* BEGIN *

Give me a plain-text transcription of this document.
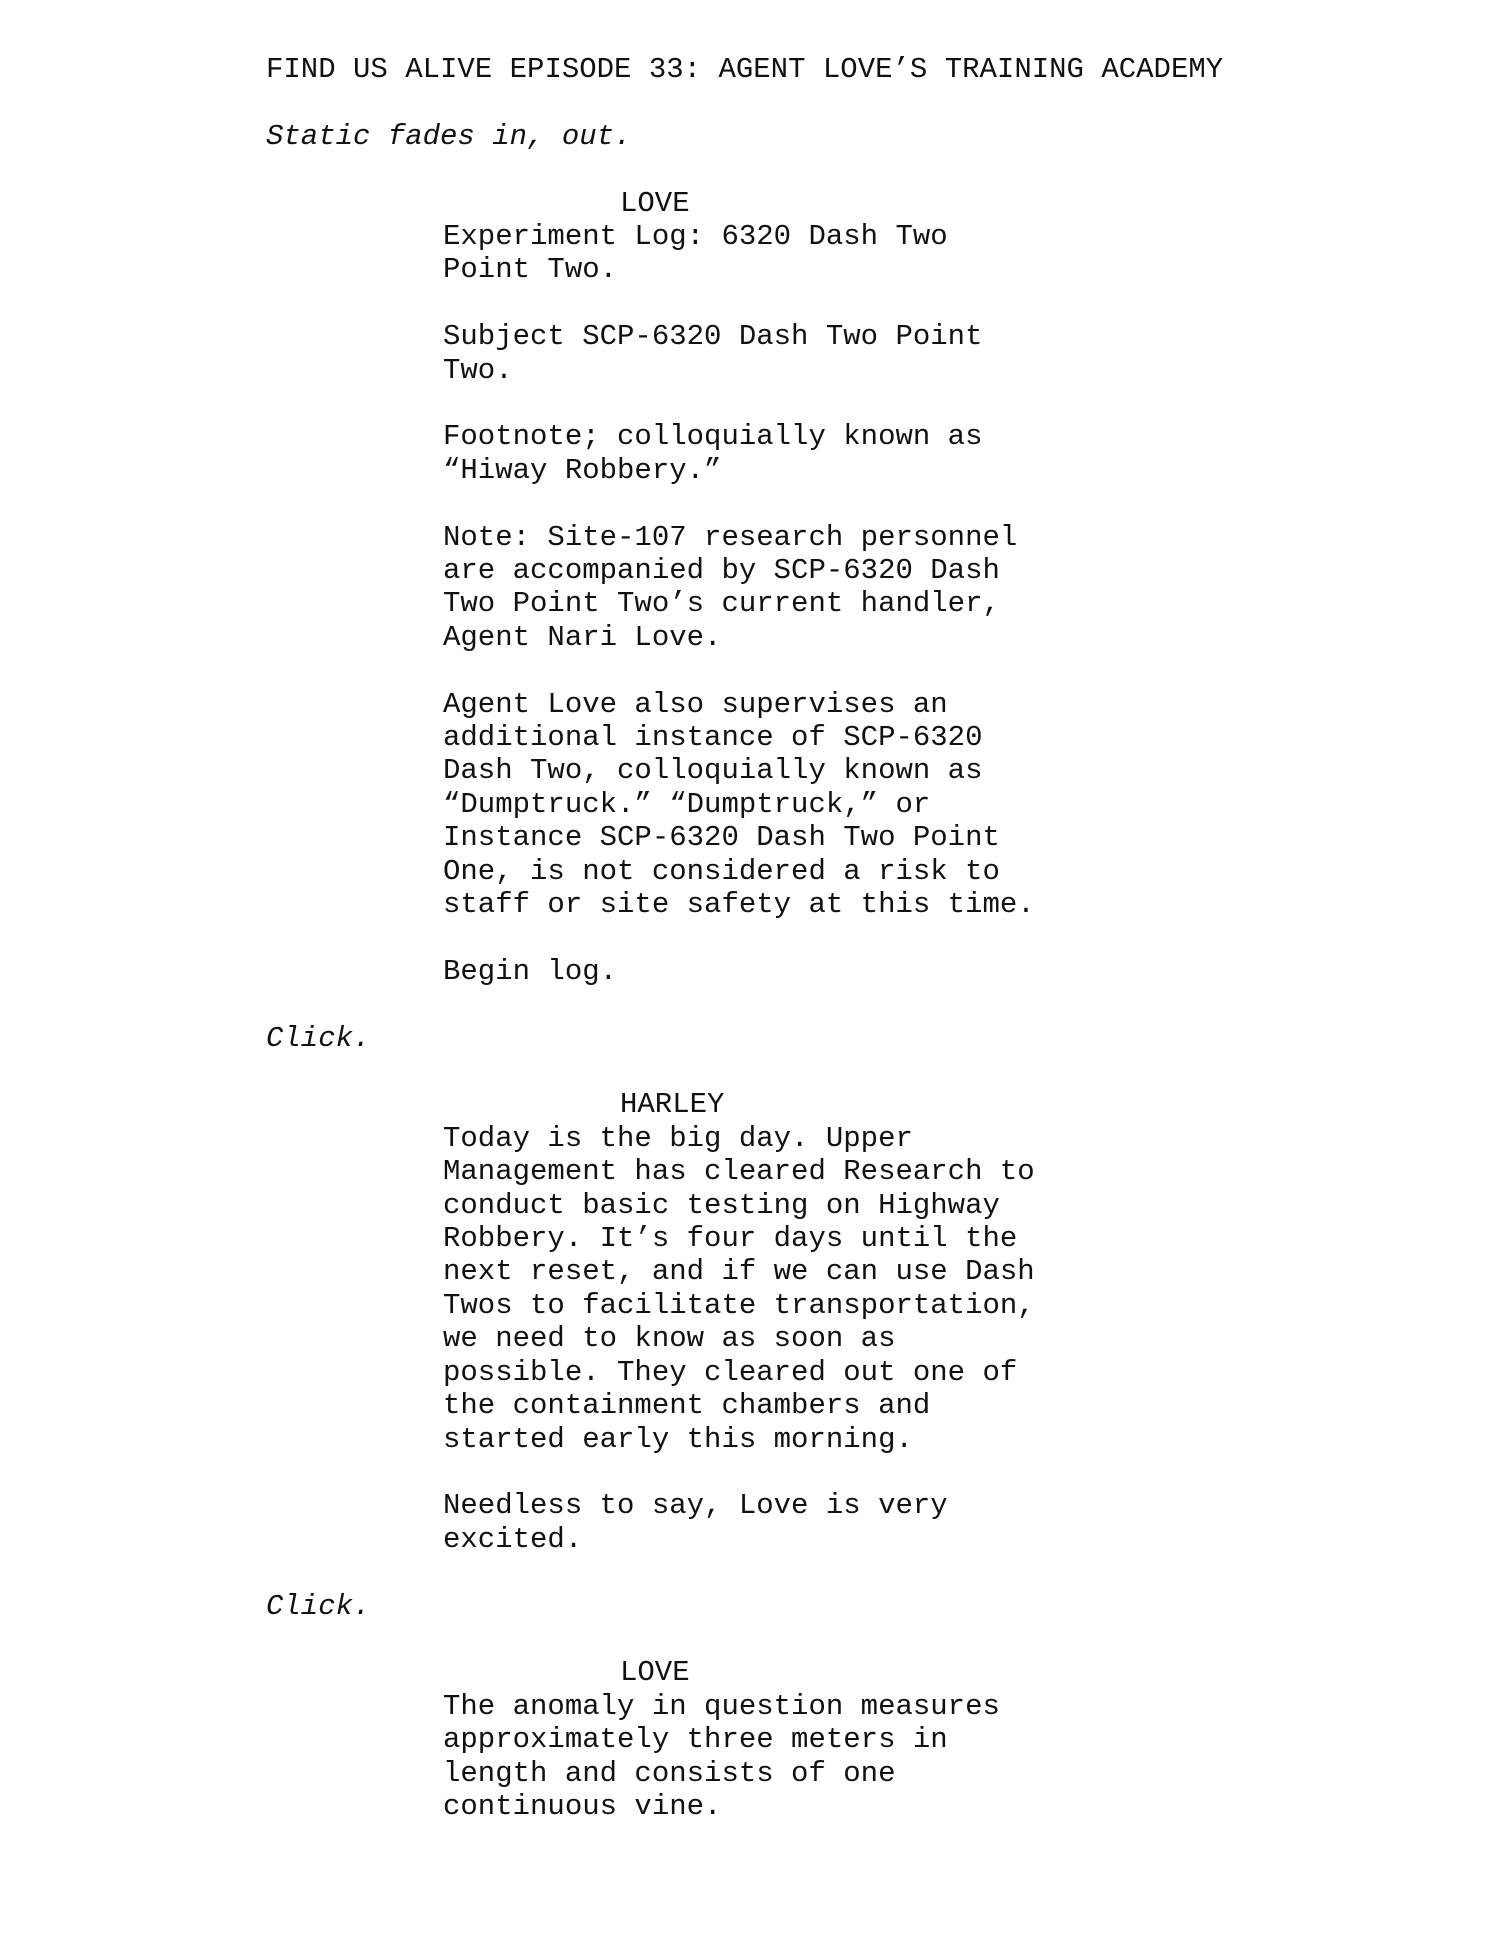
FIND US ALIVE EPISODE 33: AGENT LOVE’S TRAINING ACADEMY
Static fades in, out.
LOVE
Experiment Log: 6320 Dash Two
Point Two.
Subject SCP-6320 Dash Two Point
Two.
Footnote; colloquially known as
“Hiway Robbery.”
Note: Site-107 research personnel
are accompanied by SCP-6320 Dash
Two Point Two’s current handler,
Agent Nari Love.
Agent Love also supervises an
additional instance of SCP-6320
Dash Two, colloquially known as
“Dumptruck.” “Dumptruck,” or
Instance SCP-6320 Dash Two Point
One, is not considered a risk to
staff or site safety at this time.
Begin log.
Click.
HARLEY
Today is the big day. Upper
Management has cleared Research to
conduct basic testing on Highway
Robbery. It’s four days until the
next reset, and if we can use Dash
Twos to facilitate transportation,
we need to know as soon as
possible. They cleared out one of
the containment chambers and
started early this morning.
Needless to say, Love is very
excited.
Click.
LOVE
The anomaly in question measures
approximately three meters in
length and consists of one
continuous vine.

* END *

- EXERCISE:
Leave the images out, please, and restate each line word for word.

- THE REPLY:
Give me a plain-text transcription of this document.
FIND US ALIVE EPISODE 33: AGENT LOVE’S TRAINING ACADEMY
Static fades in, out.
LOVE
Experiment Log: 6320 Dash Two
Point Two.
Subject SCP-6320 Dash Two Point
Two.
Footnote; colloquially known as
“Hiway Robbery.”
Note: Site-107 research personnel
are accompanied by SCP-6320 Dash
Two Point Two’s current handler,
Agent Nari Love.
Agent Love also supervises an
additional instance of SCP-6320
Dash Two, colloquially known as
“Dumptruck.” “Dumptruck,” or
Instance SCP-6320 Dash Two Point
One, is not considered a risk to
staff or site safety at this time.
Begin log.
Click.
HARLEY
Today is the big day. Upper
Management has cleared Research to
conduct basic testing on Highway
Robbery. It’s four days until the
next reset, and if we can use Dash
Twos to facilitate transportation,
we need to know as soon as
possible. They cleared out one of
the containment chambers and
started early this morning.
Needless to say, Love is very
excited.
Click.
LOVE
The anomaly in question measures
approximately three meters in
length and consists of one
continuous vine.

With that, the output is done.